What to produce:
Across the material below, how many lines contain the word "Apple"? Give only the number.

Dataset rows:
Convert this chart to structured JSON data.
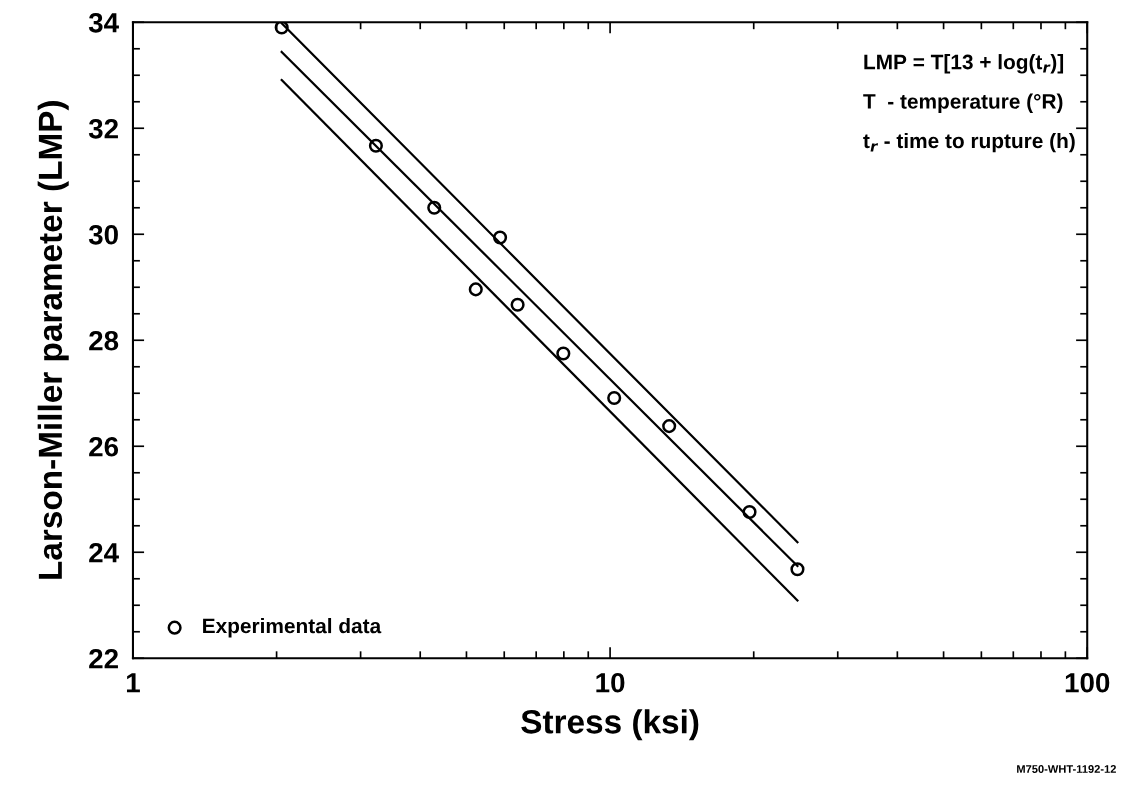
{
  "chart_data": {
    "type": "scatter",
    "xlabel": "Stress (ksi)",
    "ylabel": "Larson-Miller parameter (LMP)",
    "log": "x",
    "grid": false,
    "legend": "bottom left",
    "marker": "circle",
    "xlim": [
      1,
      100
    ],
    "xticks": [
      1,
      {
        "value": 2,
        "label": null
      },
      {
        "value": 3,
        "label": null
      },
      {
        "value": 4,
        "label": null
      },
      {
        "value": 5,
        "label": null
      },
      {
        "value": 6,
        "label": null
      },
      {
        "value": 7,
        "label": null
      },
      {
        "value": 8,
        "label": null
      },
      {
        "value": 9,
        "label": null
      },
      10,
      {
        "value": 20,
        "label": null
      },
      {
        "value": 30,
        "label": null
      },
      {
        "value": 40,
        "label": null
      },
      {
        "value": 50,
        "label": null
      },
      {
        "value": 60,
        "label": null
      },
      {
        "value": 70,
        "label": null
      },
      {
        "value": 80,
        "label": null
      },
      {
        "value": 90,
        "label": null
      },
      100
    ],
    "ylim": [
      22,
      34
    ],
    "yticks": [
      22,
      {
        "value": 22.5,
        "label": null
      },
      {
        "value": 23,
        "label": null
      },
      {
        "value": 23.5,
        "label": null
      },
      24,
      {
        "value": 24.5,
        "label": null
      },
      {
        "value": 25,
        "label": null
      },
      {
        "value": 25.5,
        "label": null
      },
      26,
      {
        "value": 26.5,
        "label": null
      },
      {
        "value": 27,
        "label": null
      },
      {
        "value": 27.5,
        "label": null
      },
      28,
      {
        "value": 28.5,
        "label": null
      },
      {
        "value": 29,
        "label": null
      },
      {
        "value": 29.5,
        "label": null
      },
      30,
      {
        "value": 30.5,
        "label": null
      },
      {
        "value": 31,
        "label": null
      },
      {
        "value": 31.5,
        "label": null
      },
      32,
      {
        "value": 32.5,
        "label": null
      },
      {
        "value": 33,
        "label": null
      },
      {
        "value": 33.5,
        "label": null
      },
      34
    ],
    "series": [
      {
        "name": "Experimental data",
        "color": "#000000",
        "x": [
          2.05,
          3.23,
          4.28,
          5.88,
          5.23,
          6.4,
          7.98,
          10.2,
          13.3,
          19.6,
          24.7
        ],
        "values": [
          33.9,
          31.67,
          30.5,
          29.94,
          28.96,
          28.67,
          27.75,
          26.91,
          26.38,
          24.76,
          23.68
        ]
      },
      {
        "type": "line",
        "color": "#000000",
        "marker": "none",
        "line_style": "solid",
        "x": [
          2.05,
          24.7
        ],
        "values": [
          33.98,
          24.19
        ]
      },
      {
        "type": "line",
        "color": "#000000",
        "marker": "none",
        "line_style": "solid",
        "x": [
          2.05,
          24.7
        ],
        "values": [
          33.44,
          23.74
        ]
      },
      {
        "type": "line",
        "color": "#000000",
        "marker": "none",
        "line_style": "solid",
        "x": [
          2.05,
          24.7
        ],
        "values": [
          32.91,
          23.09
        ]
      }
    ],
    "annotations": [
      "LMP = T[13 + log(t$_{r}$)]",
      "T  - temperature (°R)",
      "t$_{r}$ - time to rupture (h)",
      "M750-WHT-1192-12"
    ]
  }
}
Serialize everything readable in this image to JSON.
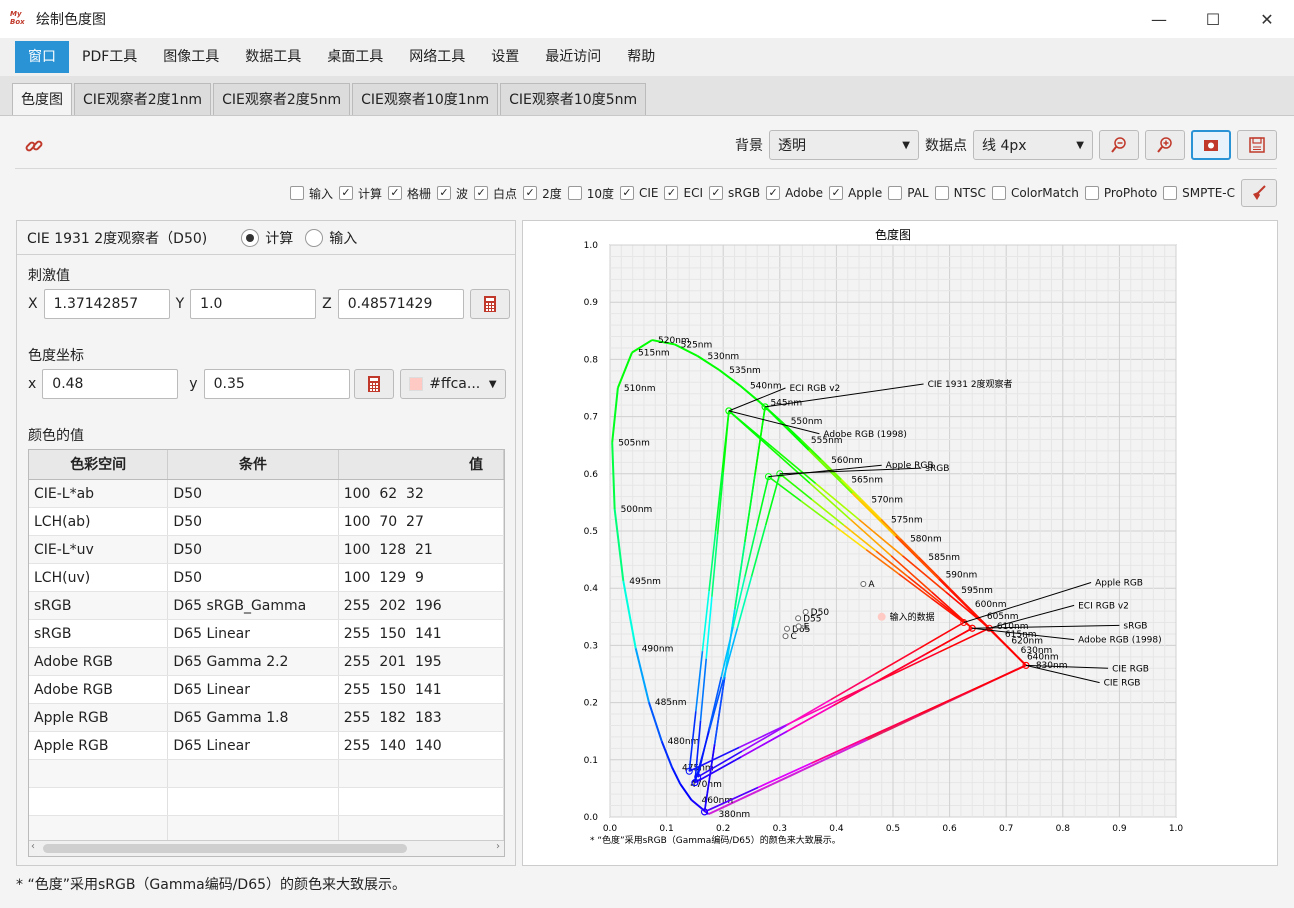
{
  "window": {
    "title": "绘制色度图",
    "icon_text": "My Box",
    "controls": [
      "—",
      "☐",
      "✕"
    ]
  },
  "menu": [
    "窗口",
    "PDF工具",
    "图像工具",
    "数据工具",
    "桌面工具",
    "网络工具",
    "设置",
    "最近访问",
    "帮助"
  ],
  "tabs": [
    "色度图",
    "CIE观察者2度1nm",
    "CIE观察者2度5nm",
    "CIE观察者10度1nm",
    "CIE观察者10度5nm"
  ],
  "toolbar": {
    "bg_label": "背景",
    "bg_value": "透明",
    "points_label": "数据点",
    "points_value": "线 4px"
  },
  "checks": [
    {
      "label": "输入",
      "on": false
    },
    {
      "label": "计算",
      "on": true
    },
    {
      "label": "格栅",
      "on": true
    },
    {
      "label": "波",
      "on": true
    },
    {
      "label": "白点",
      "on": true
    },
    {
      "label": "2度",
      "on": true
    },
    {
      "label": "10度",
      "on": false
    },
    {
      "label": "CIE",
      "on": true
    },
    {
      "label": "ECI",
      "on": true
    },
    {
      "label": "sRGB",
      "on": true
    },
    {
      "label": "Adobe",
      "on": true
    },
    {
      "label": "Apple",
      "on": true
    },
    {
      "label": "PAL",
      "on": false
    },
    {
      "label": "NTSC",
      "on": false
    },
    {
      "label": "ColorMatch",
      "on": false
    },
    {
      "label": "ProPhoto",
      "on": false
    },
    {
      "label": "SMPTE-C",
      "on": false
    }
  ],
  "panel": {
    "observer": "CIE 1931 2度观察者（D50)",
    "radio_calc": "计算",
    "radio_input": "输入",
    "tristimulus_label": "刺激值",
    "X_label": "X",
    "X": "1.37142857",
    "Y_label": "Y",
    "Y": "1.0",
    "Z_label": "Z",
    "Z": "0.48571429",
    "chroma_label": "色度坐标",
    "x_label": "x",
    "x": "0.48",
    "y_label": "y",
    "y": "0.35",
    "color_hex": "#ffca...",
    "color_swatch": "#ffcac4",
    "values_label": "颜色的值"
  },
  "table": {
    "headers": [
      "色彩空间",
      "条件",
      "值"
    ],
    "rows": [
      [
        "CIE-L*ab",
        "D50",
        "100  62  32"
      ],
      [
        "LCH(ab)",
        "D50",
        "100  70  27"
      ],
      [
        "CIE-L*uv",
        "D50",
        "100  128  21"
      ],
      [
        "LCH(uv)",
        "D50",
        "100  129  9"
      ],
      [
        "sRGB",
        "D65 sRGB_Gamma",
        "255  202  196"
      ],
      [
        "sRGB",
        "D65 Linear",
        "255  150  141"
      ],
      [
        "Adobe RGB",
        "D65 Gamma 2.2",
        "255  201  195"
      ],
      [
        "Adobe RGB",
        "D65 Linear",
        "255  150  141"
      ],
      [
        "Apple RGB",
        "D65 Gamma 1.8",
        "255  182  183"
      ],
      [
        "Apple RGB",
        "D65 Linear",
        "255  140  140"
      ],
      [
        "",
        "",
        ""
      ],
      [
        "",
        "",
        ""
      ],
      [
        "",
        "",
        ""
      ]
    ]
  },
  "footer": "* “色度”采用sRGB（Gamma编码/D65）的颜色来大致展示。",
  "chart_data": {
    "type": "scatter",
    "title": "色度图",
    "note": "* “色度”采用sRGB（Gamma编码/D65）的颜色来大致展示。",
    "xlim": [
      0,
      1
    ],
    "ylim": [
      0,
      1
    ],
    "xticks": [
      "0.0",
      "0.1",
      "0.2",
      "0.3",
      "0.4",
      "0.5",
      "0.6",
      "0.7",
      "0.8",
      "0.9",
      "1.0"
    ],
    "yticks": [
      "0.0",
      "0.1",
      "0.2",
      "0.3",
      "0.4",
      "0.5",
      "0.6",
      "0.7",
      "0.8",
      "0.9",
      "1.0"
    ],
    "grid": true,
    "locus": [
      {
        "nm": "380nm",
        "x": 0.1741,
        "y": 0.005
      },
      {
        "nm": "460nm",
        "x": 0.144,
        "y": 0.0297
      },
      {
        "nm": "470nm",
        "x": 0.1241,
        "y": 0.0578
      },
      {
        "nm": "475nm",
        "x": 0.1096,
        "y": 0.0868
      },
      {
        "nm": "480nm",
        "x": 0.0913,
        "y": 0.1327
      },
      {
        "nm": "485nm",
        "x": 0.0687,
        "y": 0.2007
      },
      {
        "nm": "490nm",
        "x": 0.0454,
        "y": 0.295
      },
      {
        "nm": "495nm",
        "x": 0.0235,
        "y": 0.4127
      },
      {
        "nm": "500nm",
        "x": 0.0082,
        "y": 0.5384
      },
      {
        "nm": "505nm",
        "x": 0.0039,
        "y": 0.6548
      },
      {
        "nm": "510nm",
        "x": 0.0139,
        "y": 0.7502
      },
      {
        "nm": "515nm",
        "x": 0.0389,
        "y": 0.812
      },
      {
        "nm": "520nm",
        "x": 0.0743,
        "y": 0.8338
      },
      {
        "nm": "525nm",
        "x": 0.1142,
        "y": 0.8262
      },
      {
        "nm": "530nm",
        "x": 0.1547,
        "y": 0.8059
      },
      {
        "nm": "535nm",
        "x": 0.1929,
        "y": 0.7816
      },
      {
        "nm": "540nm",
        "x": 0.2296,
        "y": 0.7543
      },
      {
        "nm": "545nm",
        "x": 0.2658,
        "y": 0.7243
      },
      {
        "nm": "550nm",
        "x": 0.3016,
        "y": 0.6923
      },
      {
        "nm": "555nm",
        "x": 0.3373,
        "y": 0.6589
      },
      {
        "nm": "560nm",
        "x": 0.3731,
        "y": 0.6245
      },
      {
        "nm": "565nm",
        "x": 0.4087,
        "y": 0.5896
      },
      {
        "nm": "570nm",
        "x": 0.4441,
        "y": 0.5547
      },
      {
        "nm": "575nm",
        "x": 0.4788,
        "y": 0.5202
      },
      {
        "nm": "580nm",
        "x": 0.5125,
        "y": 0.4866
      },
      {
        "nm": "585nm",
        "x": 0.5448,
        "y": 0.4544
      },
      {
        "nm": "590nm",
        "x": 0.5752,
        "y": 0.4242
      },
      {
        "nm": "595nm",
        "x": 0.6029,
        "y": 0.3965
      },
      {
        "nm": "600nm",
        "x": 0.627,
        "y": 0.3725
      },
      {
        "nm": "605nm",
        "x": 0.6482,
        "y": 0.3514
      },
      {
        "nm": "610nm",
        "x": 0.6658,
        "y": 0.334
      },
      {
        "nm": "615nm",
        "x": 0.6801,
        "y": 0.3197
      },
      {
        "nm": "620nm",
        "x": 0.6915,
        "y": 0.3083
      },
      {
        "nm": "630nm",
        "x": 0.7079,
        "y": 0.292
      },
      {
        "nm": "640nm",
        "x": 0.719,
        "y": 0.2809
      },
      {
        "nm": "830nm",
        "x": 0.7347,
        "y": 0.2653
      }
    ],
    "gamuts": [
      {
        "name": "CIE 1931 2度观察者",
        "pts": [
          [
            0.735,
            0.265
          ],
          [
            0.274,
            0.717
          ],
          [
            0.167,
            0.009
          ]
        ]
      },
      {
        "name": "CIE RGB",
        "pts": [
          [
            0.735,
            0.265
          ],
          [
            0.274,
            0.717
          ],
          [
            0.167,
            0.009
          ]
        ]
      },
      {
        "name": "ECI RGB v2",
        "pts": [
          [
            0.67,
            0.33
          ],
          [
            0.21,
            0.71
          ],
          [
            0.14,
            0.08
          ]
        ]
      },
      {
        "name": "Adobe RGB (1998)",
        "pts": [
          [
            0.64,
            0.33
          ],
          [
            0.21,
            0.71
          ],
          [
            0.15,
            0.06
          ]
        ]
      },
      {
        "name": "Apple RGB",
        "pts": [
          [
            0.625,
            0.34
          ],
          [
            0.28,
            0.595
          ],
          [
            0.155,
            0.07
          ]
        ]
      },
      {
        "name": "sRGB",
        "pts": [
          [
            0.64,
            0.33
          ],
          [
            0.3,
            0.6
          ],
          [
            0.15,
            0.06
          ]
        ]
      }
    ],
    "whitepoints": [
      {
        "name": "A",
        "x": 0.4476,
        "y": 0.4074
      },
      {
        "name": "D55",
        "x": 0.3324,
        "y": 0.3474
      },
      {
        "name": "D50",
        "x": 0.3457,
        "y": 0.3585
      },
      {
        "name": "D65",
        "x": 0.3127,
        "y": 0.329
      },
      {
        "name": "E",
        "x": 0.3333,
        "y": 0.3333
      },
      {
        "name": "C",
        "x": 0.3101,
        "y": 0.3162
      }
    ],
    "input_point": {
      "label": "输入的数据",
      "x": 0.48,
      "y": 0.35,
      "color": "#ffcac4"
    }
  }
}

Task output:
4